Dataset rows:
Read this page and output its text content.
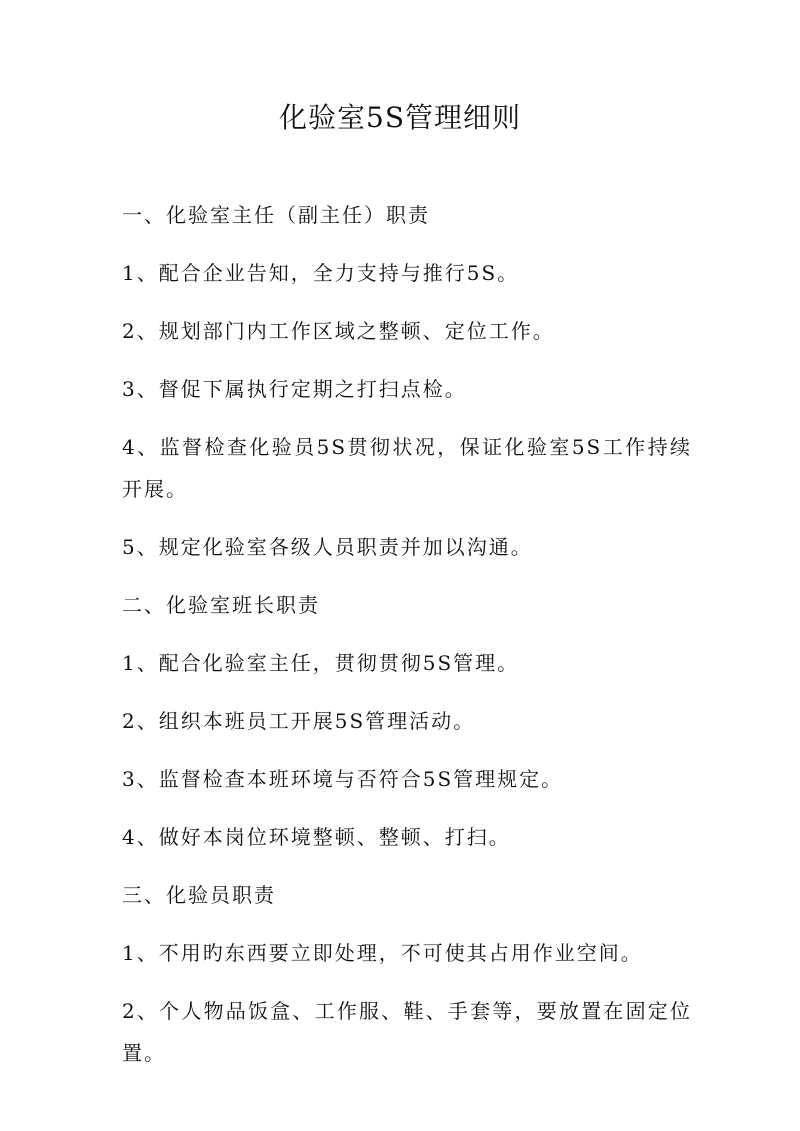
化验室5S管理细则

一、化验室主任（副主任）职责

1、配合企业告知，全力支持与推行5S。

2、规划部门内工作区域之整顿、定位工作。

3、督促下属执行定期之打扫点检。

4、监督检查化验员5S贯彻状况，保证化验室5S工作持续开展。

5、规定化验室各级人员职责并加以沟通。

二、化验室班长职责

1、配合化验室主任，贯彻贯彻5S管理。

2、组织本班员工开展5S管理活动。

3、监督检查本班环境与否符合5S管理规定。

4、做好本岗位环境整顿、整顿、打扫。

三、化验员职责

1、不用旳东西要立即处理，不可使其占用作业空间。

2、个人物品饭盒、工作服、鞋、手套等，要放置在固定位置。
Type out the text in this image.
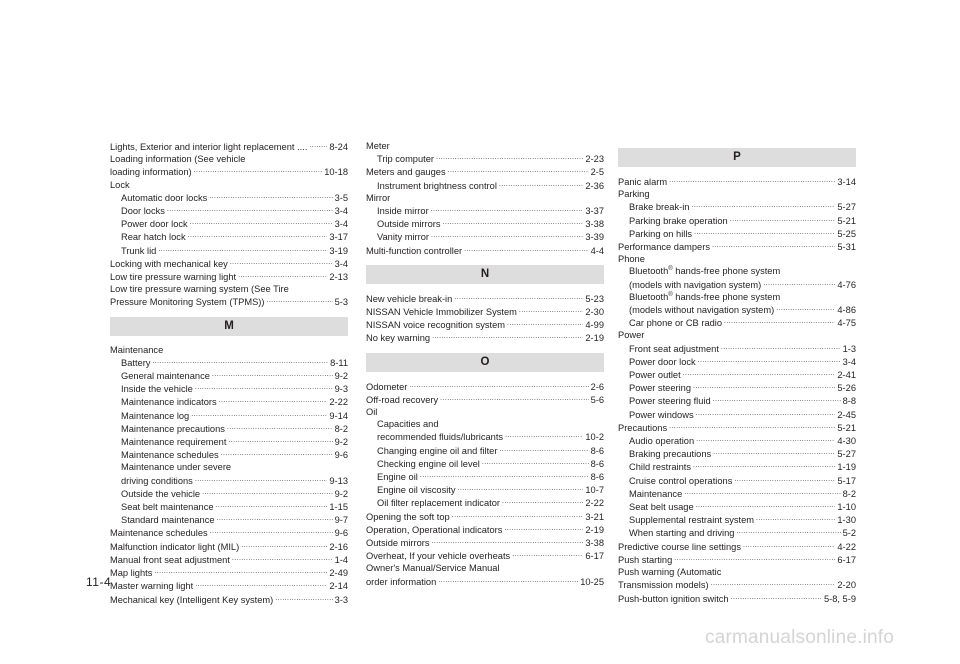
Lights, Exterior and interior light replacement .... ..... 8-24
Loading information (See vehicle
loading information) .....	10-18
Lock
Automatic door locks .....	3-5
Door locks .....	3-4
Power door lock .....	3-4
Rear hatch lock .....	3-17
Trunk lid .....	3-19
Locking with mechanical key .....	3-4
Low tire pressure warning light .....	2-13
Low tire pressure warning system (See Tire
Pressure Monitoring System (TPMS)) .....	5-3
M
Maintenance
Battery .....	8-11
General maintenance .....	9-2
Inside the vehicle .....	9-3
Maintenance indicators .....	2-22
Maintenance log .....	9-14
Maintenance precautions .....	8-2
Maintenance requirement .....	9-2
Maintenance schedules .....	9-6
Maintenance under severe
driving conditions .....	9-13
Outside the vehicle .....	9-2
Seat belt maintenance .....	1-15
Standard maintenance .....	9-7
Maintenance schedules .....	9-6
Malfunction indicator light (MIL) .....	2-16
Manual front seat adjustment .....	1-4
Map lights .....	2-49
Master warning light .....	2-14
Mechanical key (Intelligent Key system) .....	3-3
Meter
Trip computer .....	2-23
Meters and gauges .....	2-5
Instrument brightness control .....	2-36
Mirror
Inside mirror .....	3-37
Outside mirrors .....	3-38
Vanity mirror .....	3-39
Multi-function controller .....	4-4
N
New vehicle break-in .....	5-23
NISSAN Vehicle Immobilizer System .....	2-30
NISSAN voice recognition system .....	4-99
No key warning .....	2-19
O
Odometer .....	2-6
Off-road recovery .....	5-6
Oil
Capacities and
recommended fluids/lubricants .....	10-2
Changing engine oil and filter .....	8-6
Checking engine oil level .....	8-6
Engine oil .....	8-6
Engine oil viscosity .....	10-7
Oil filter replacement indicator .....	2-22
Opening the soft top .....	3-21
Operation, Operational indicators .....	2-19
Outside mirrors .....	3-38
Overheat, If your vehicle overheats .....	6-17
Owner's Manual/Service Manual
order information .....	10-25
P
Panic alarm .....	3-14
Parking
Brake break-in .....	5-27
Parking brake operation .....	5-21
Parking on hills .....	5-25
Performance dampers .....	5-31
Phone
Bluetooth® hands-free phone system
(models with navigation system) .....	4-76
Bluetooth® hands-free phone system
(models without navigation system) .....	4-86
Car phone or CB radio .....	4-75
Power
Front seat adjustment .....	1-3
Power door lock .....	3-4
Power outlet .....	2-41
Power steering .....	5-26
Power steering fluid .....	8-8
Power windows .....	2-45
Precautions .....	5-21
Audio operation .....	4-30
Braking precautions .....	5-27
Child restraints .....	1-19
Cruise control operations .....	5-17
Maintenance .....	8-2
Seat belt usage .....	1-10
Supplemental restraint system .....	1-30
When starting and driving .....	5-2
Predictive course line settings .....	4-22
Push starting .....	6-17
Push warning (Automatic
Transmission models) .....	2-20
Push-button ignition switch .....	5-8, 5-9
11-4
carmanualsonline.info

== EXERCISE DESCRIPTION ==
What number of lines in the records contain the word "Power"? Answer with that number alone.

== ANSWER TO THE TASK ==
7